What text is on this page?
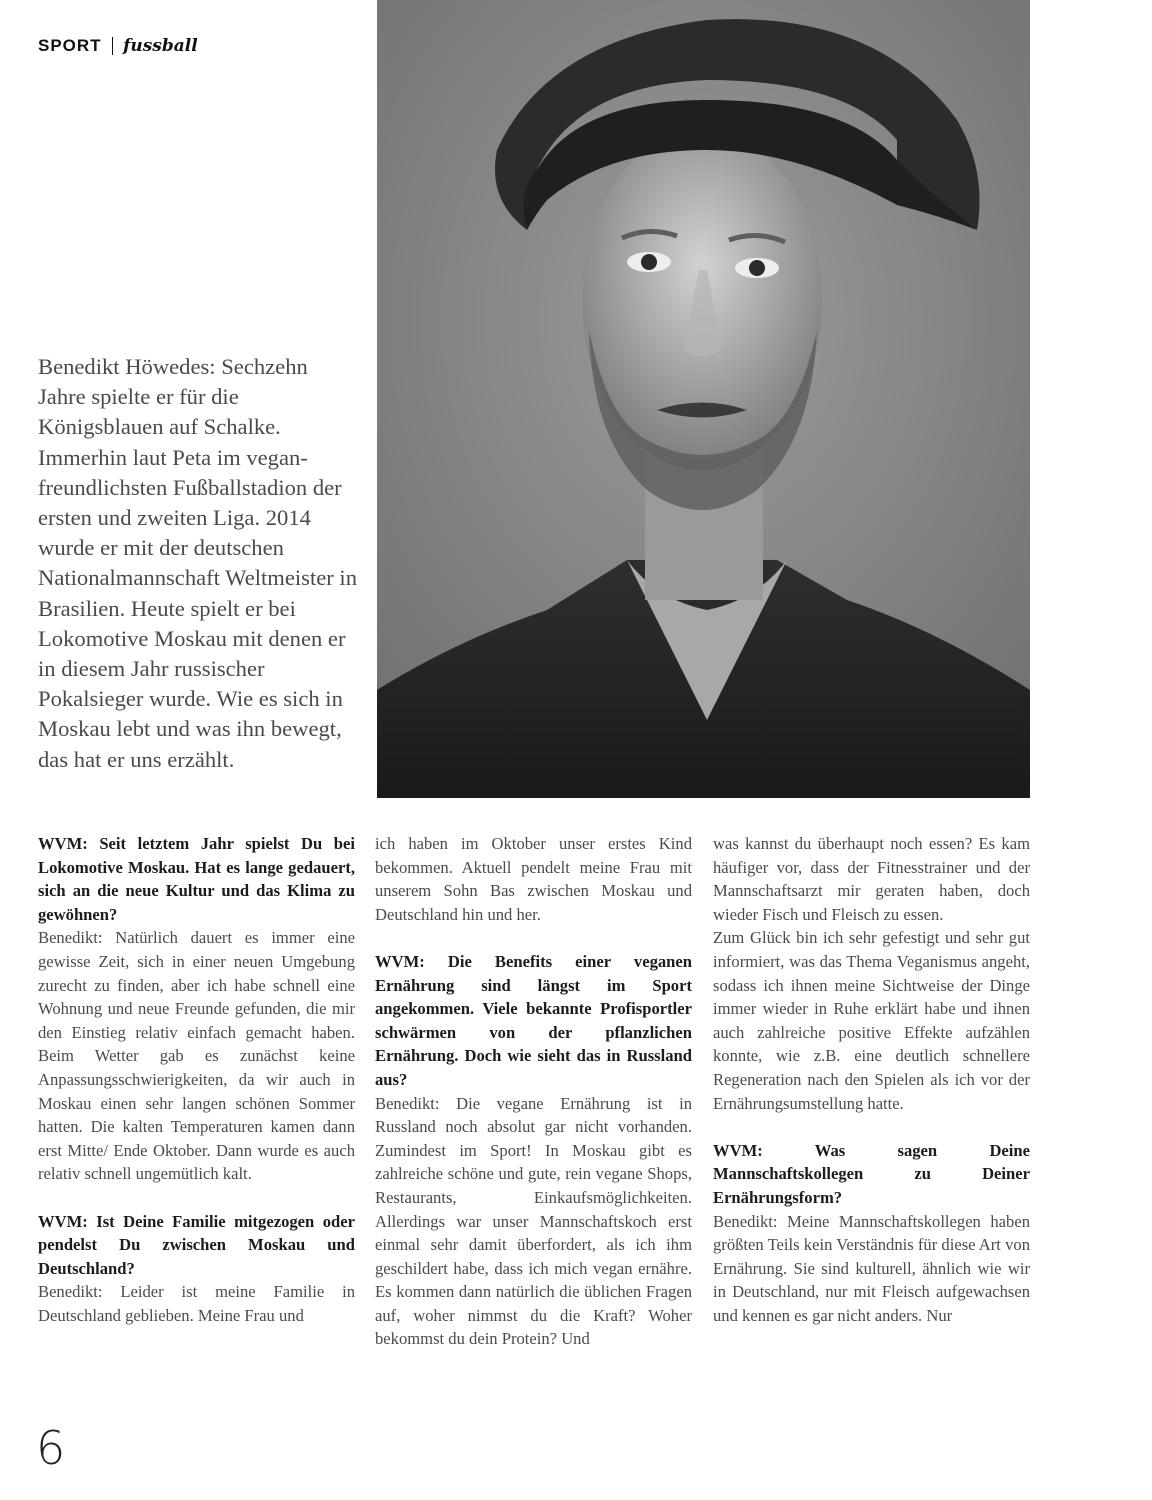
SPORT fussball
Benedikt Höwedes: Sechzehn Jahre spielte er für die Königsblauen auf Schalke. Immerhin laut Peta im vegan-freundlichsten Fußballstadion der ersten und zweiten Liga. 2014 wurde er mit der deutschen Nationalmannschaft Weltmeister in Brasilien. Heute spielt er bei Lokomotive Moskau mit denen er in diesem Jahr russischer Pokalsieger wurde. Wie es sich in Moskau lebt und was ihn bewegt, das hat er uns erzählt.
WVM: Seit letztem Jahr spielst Du bei Lokomotive Moskau. Hat es lange gedauert, sich an die neue Kultur und das Klima zu gewöhnen?
Benedikt: Natürlich dauert es immer eine gewisse Zeit, sich in einer neuen Umgebung zurecht zu finden, aber ich habe schnell eine Wohnung und neue Freunde gefunden, die mir den Einstieg relativ einfach gemacht haben. Beim Wetter gab es zunächst keine Anpassungsschwierigkeiten, da wir auch in Moskau einen sehr langen schönen Sommer hatten. Die kalten Temperaturen kamen dann erst Mitte/ Ende Oktober. Dann wurde es auch relativ schnell ungemütlich kalt.
WVM: Ist Deine Familie mitgezogen oder pendelst Du zwischen Moskau und Deutschland?
Benedikt: Leider ist meine Familie in Deutschland geblieben. Meine Frau und
ich haben im Oktober unser erstes Kind bekommen. Aktuell pendelt meine Frau mit unserem Sohn Bas zwischen Moskau und Deutschland hin und her.
WVM: Die Benefits einer veganen Ernährung sind längst im Sport angekommen. Viele bekannte Profisportler schwärmen von der pflanzlichen Ernährung. Doch wie sieht das in Russland aus?
Benedikt: Die vegane Ernährung ist in Russland noch absolut gar nicht vorhanden. Zumindest im Sport! In Moskau gibt es zahlreiche schöne und gute, rein vegane Shops, Restaurants, Einkaufsmöglichkeiten. Allerdings war unser Mannschaftskoch erst einmal sehr damit überfordert, als ich ihm geschildert habe, dass ich mich vegan ernähre. Es kommen dann natürlich die üblichen Fragen auf, woher nimmst du die Kraft? Woher bekommst du dein Protein? Und
was kannst du überhaupt noch essen? Es kam häufiger vor, dass der Fitnesstrainer und der Mannschaftsarzt mir geraten haben, doch wieder Fisch und Fleisch zu essen.
Zum Glück bin ich sehr gefestigt und sehr gut informiert, was das Thema Veganismus angeht, sodass ich ihnen meine Sichtweise der Dinge immer wieder in Ruhe erklärt habe und ihnen auch zahlreiche positive Effekte aufzählen konnte, wie z.B. eine deutlich schnellere Regeneration nach den Spielen als ich vor der Ernährungsumstellung hatte.
WVM: Was sagen Deine Mannschaftskollegen zu Deiner Ernährungsform?
Benedikt: Meine Mannschaftskollegen haben größten Teils kein Verständnis für diese Art von Ernährung. Sie sind kulturell, ähnlich wie wir in Deutschland, nur mit Fleisch aufgewachsen und kennen es gar nicht anders. Nur
6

______

__TASK DIRECTIONS__:
Print every entry exactly; omit the pictures.

__ANSWER TO THE EXERCISE__:
What text is on this page?
SPORT fussball
Benedikt Höwedes: Sechzehn Jahre spielte er für die Königsblauen auf Schalke. Immerhin laut Peta im vegan-freundlichsten Fußballstadion der ersten und zweiten Liga. 2014 wurde er mit der deutschen Nationalmannschaft Weltmeister in Brasilien. Heute spielt er bei Lokomotive Moskau mit denen er in diesem Jahr russischer Pokalsieger wurde. Wie es sich in Moskau lebt und was ihn bewegt, das hat er uns erzählt.
WVM: Seit letztem Jahr spielst Du bei Lokomotive Moskau. Hat es lange gedauert, sich an die neue Kultur und das Klima zu gewöhnen?
Benedikt: Natürlich dauert es immer eine gewisse Zeit, sich in einer neuen Umgebung zurecht zu finden, aber ich habe schnell eine Wohnung und neue Freunde gefunden, die mir den Einstieg relativ einfach gemacht haben. Beim Wetter gab es zunächst keine Anpassungsschwierigkeiten, da wir auch in Moskau einen sehr langen schönen Sommer hatten. Die kalten Temperaturen kamen dann erst Mitte/ Ende Oktober. Dann wurde es auch relativ schnell ungemütlich kalt.
WVM: Ist Deine Familie mitgezogen oder pendelst Du zwischen Moskau und Deutschland?
Benedikt: Leider ist meine Familie in Deutschland geblieben. Meine Frau und
ich haben im Oktober unser erstes Kind bekommen. Aktuell pendelt meine Frau mit unserem Sohn Bas zwischen Moskau und Deutschland hin und her.
WVM: Die Benefits einer veganen Ernährung sind längst im Sport angekommen. Viele bekannte Profisportler schwärmen von der pflanzlichen Ernährung. Doch wie sieht das in Russland aus?
Benedikt: Die vegane Ernährung ist in Russland noch absolut gar nicht vorhanden. Zumindest im Sport! In Moskau gibt es zahlreiche schöne und gute, rein vegane Shops, Restaurants, Einkaufsmöglichkeiten. Allerdings war unser Mannschaftskoch erst einmal sehr damit überfordert, als ich ihm geschildert habe, dass ich mich vegan ernähre. Es kommen dann natürlich die üblichen Fragen auf, woher nimmst du die Kraft? Woher bekommst du dein Protein? Und
was kannst du überhaupt noch essen? Es kam häufiger vor, dass der Fitnesstrainer und der Mannschaftsarzt mir geraten haben, doch wieder Fisch und Fleisch zu essen.
Zum Glück bin ich sehr gefestigt und sehr gut informiert, was das Thema Veganismus angeht, sodass ich ihnen meine Sichtweise der Dinge immer wieder in Ruhe erklärt habe und ihnen auch zahlreiche positive Effekte aufzählen konnte, wie z.B. eine deutlich schnellere Regeneration nach den Spielen als ich vor der Ernährungsumstellung hatte.
WVM: Was sagen Deine Mannschaftskollegen zu Deiner Ernährungsform?
Benedikt: Meine Mannschaftskollegen haben größten Teils kein Verständnis für diese Art von Ernährung. Sie sind kulturell, ähnlich wie wir in Deutschland, nur mit Fleisch aufgewachsen und kennen es gar nicht anders. Nur
6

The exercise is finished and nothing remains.